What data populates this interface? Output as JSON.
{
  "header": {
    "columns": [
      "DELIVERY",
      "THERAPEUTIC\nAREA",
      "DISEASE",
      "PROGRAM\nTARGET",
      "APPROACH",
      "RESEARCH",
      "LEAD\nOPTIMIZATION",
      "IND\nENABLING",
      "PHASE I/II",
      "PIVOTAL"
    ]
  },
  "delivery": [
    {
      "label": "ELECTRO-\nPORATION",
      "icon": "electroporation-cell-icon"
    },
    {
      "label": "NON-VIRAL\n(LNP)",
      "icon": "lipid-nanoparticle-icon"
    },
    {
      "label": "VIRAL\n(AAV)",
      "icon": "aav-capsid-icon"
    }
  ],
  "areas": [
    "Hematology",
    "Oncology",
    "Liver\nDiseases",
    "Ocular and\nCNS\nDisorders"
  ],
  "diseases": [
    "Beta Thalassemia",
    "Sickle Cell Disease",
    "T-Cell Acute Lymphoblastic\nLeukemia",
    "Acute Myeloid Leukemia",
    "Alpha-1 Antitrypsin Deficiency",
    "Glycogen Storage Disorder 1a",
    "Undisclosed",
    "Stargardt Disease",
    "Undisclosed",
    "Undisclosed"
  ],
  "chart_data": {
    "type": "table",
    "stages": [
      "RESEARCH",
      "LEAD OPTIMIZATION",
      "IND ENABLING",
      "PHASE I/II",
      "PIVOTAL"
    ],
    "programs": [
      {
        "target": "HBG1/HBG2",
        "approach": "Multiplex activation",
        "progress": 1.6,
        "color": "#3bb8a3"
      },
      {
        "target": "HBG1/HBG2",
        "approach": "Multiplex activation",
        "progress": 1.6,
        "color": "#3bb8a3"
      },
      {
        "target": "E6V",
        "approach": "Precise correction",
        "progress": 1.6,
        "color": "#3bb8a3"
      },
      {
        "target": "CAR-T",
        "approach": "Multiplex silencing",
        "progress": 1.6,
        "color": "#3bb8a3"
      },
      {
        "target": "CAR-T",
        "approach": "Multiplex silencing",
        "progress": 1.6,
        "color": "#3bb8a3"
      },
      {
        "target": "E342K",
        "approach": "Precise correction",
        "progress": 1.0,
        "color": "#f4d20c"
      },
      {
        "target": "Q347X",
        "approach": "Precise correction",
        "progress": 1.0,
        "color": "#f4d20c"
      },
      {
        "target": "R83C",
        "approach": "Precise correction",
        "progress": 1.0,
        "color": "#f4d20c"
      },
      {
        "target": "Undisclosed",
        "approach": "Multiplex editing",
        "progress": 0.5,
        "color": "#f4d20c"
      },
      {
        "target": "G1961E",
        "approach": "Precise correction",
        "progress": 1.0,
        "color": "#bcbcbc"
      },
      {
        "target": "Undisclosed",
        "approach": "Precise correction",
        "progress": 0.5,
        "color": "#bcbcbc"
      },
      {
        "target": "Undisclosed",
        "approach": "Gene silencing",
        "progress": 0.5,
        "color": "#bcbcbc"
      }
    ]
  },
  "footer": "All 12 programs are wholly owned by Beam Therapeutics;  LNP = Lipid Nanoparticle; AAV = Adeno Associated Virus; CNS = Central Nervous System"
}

----

◆ **YOUR GOAL**
What is needed here is an exact copy of all the records above.

◆ **RESPONSE TO THE EXERCISE**
What data populates this interface? Output as JSON.
{
  "header": {
    "columns": [
      "DELIVERY",
      "THERAPEUTIC\nAREA",
      "DISEASE",
      "PROGRAM\nTARGET",
      "APPROACH",
      "RESEARCH",
      "LEAD\nOPTIMIZATION",
      "IND\nENABLING",
      "PHASE I/II",
      "PIVOTAL"
    ]
  },
  "delivery": [
    {
      "label": "ELECTRO-\nPORATION",
      "icon": "electroporation-cell-icon"
    },
    {
      "label": "NON-VIRAL\n(LNP)",
      "icon": "lipid-nanoparticle-icon"
    },
    {
      "label": "VIRAL\n(AAV)",
      "icon": "aav-capsid-icon"
    }
  ],
  "areas": [
    "Hematology",
    "Oncology",
    "Liver\nDiseases",
    "Ocular and\nCNS\nDisorders"
  ],
  "diseases": [
    "Beta Thalassemia",
    "Sickle Cell Disease",
    "T-Cell Acute Lymphoblastic\nLeukemia",
    "Acute Myeloid Leukemia",
    "Alpha-1 Antitrypsin Deficiency",
    "Glycogen Storage Disorder 1a",
    "Undisclosed",
    "Stargardt Disease",
    "Undisclosed",
    "Undisclosed"
  ],
  "chart_data": {
    "type": "table",
    "stages": [
      "RESEARCH",
      "LEAD OPTIMIZATION",
      "IND ENABLING",
      "PHASE I/II",
      "PIVOTAL"
    ],
    "programs": [
      {
        "target": "HBG1/HBG2",
        "approach": "Multiplex activation",
        "progress": 1.6,
        "color": "#3bb8a3"
      },
      {
        "target": "HBG1/HBG2",
        "approach": "Multiplex activation",
        "progress": 1.6,
        "color": "#3bb8a3"
      },
      {
        "target": "E6V",
        "approach": "Precise correction",
        "progress": 1.6,
        "color": "#3bb8a3"
      },
      {
        "target": "CAR-T",
        "approach": "Multiplex silencing",
        "progress": 1.6,
        "color": "#3bb8a3"
      },
      {
        "target": "CAR-T",
        "approach": "Multiplex silencing",
        "progress": 1.6,
        "color": "#3bb8a3"
      },
      {
        "target": "E342K",
        "approach": "Precise correction",
        "progress": 1.0,
        "color": "#f4d20c"
      },
      {
        "target": "Q347X",
        "approach": "Precise correction",
        "progress": 1.0,
        "color": "#f4d20c"
      },
      {
        "target": "R83C",
        "approach": "Precise correction",
        "progress": 1.0,
        "color": "#f4d20c"
      },
      {
        "target": "Undisclosed",
        "approach": "Multiplex editing",
        "progress": 0.5,
        "color": "#f4d20c"
      },
      {
        "target": "G1961E",
        "approach": "Precise correction",
        "progress": 1.0,
        "color": "#bcbcbc"
      },
      {
        "target": "Undisclosed",
        "approach": "Precise correction",
        "progress": 0.5,
        "color": "#bcbcbc"
      },
      {
        "target": "Undisclosed",
        "approach": "Gene silencing",
        "progress": 0.5,
        "color": "#bcbcbc"
      }
    ]
  },
  "footer": "All 12 programs are wholly owned by Beam Therapeutics;  LNP = Lipid Nanoparticle; AAV = Adeno Associated Virus; CNS = Central Nervous System"
}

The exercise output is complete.